-------- Data for processing --------

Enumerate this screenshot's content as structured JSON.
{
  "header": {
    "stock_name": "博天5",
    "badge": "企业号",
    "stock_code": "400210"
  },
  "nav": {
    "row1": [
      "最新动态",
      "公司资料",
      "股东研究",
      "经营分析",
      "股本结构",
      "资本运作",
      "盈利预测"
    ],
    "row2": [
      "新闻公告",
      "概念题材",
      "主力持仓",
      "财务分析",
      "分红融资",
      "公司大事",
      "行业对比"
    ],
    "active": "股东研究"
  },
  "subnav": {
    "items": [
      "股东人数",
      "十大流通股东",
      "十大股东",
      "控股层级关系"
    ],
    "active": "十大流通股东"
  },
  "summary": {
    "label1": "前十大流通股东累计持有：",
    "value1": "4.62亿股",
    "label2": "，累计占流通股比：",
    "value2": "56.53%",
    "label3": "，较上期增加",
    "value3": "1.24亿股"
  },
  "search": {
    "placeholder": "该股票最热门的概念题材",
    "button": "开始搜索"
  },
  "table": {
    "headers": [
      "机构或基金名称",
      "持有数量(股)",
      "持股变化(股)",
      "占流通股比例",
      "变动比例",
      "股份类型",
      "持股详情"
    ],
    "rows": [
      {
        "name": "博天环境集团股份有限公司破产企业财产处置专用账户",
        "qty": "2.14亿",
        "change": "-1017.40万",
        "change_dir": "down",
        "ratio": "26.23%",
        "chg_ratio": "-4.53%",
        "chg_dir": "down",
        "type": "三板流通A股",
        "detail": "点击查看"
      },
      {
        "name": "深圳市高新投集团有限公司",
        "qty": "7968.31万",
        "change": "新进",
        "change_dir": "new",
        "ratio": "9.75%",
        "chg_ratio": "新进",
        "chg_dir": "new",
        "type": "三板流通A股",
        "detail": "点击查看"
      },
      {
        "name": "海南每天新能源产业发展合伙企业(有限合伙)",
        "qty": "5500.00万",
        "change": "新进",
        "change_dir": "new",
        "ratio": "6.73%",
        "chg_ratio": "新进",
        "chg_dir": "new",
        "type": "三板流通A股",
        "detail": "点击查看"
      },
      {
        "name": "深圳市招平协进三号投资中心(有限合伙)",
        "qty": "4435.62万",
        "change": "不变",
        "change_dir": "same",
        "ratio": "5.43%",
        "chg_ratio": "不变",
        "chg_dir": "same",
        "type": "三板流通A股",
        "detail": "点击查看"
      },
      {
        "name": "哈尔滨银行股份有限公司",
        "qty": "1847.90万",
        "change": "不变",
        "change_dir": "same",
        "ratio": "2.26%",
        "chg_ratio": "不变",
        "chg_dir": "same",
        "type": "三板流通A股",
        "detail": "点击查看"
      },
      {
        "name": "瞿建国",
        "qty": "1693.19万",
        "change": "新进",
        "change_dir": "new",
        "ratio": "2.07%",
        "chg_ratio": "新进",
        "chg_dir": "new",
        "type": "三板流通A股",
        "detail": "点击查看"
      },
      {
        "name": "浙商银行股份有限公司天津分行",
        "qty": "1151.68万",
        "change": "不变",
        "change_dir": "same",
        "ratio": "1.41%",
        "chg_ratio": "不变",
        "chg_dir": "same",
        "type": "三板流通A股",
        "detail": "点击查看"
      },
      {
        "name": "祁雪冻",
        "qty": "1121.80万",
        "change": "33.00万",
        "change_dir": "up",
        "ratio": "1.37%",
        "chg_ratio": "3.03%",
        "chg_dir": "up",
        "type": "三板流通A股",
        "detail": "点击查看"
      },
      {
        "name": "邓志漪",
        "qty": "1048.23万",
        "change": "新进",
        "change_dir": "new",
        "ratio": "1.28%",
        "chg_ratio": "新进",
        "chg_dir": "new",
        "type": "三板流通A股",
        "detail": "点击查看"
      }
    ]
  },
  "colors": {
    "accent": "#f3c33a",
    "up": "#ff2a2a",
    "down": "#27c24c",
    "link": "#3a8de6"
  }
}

--------

Task directions
Across the records above, count the lines holding "有限合伙" and reply with that number alone.

Written response
2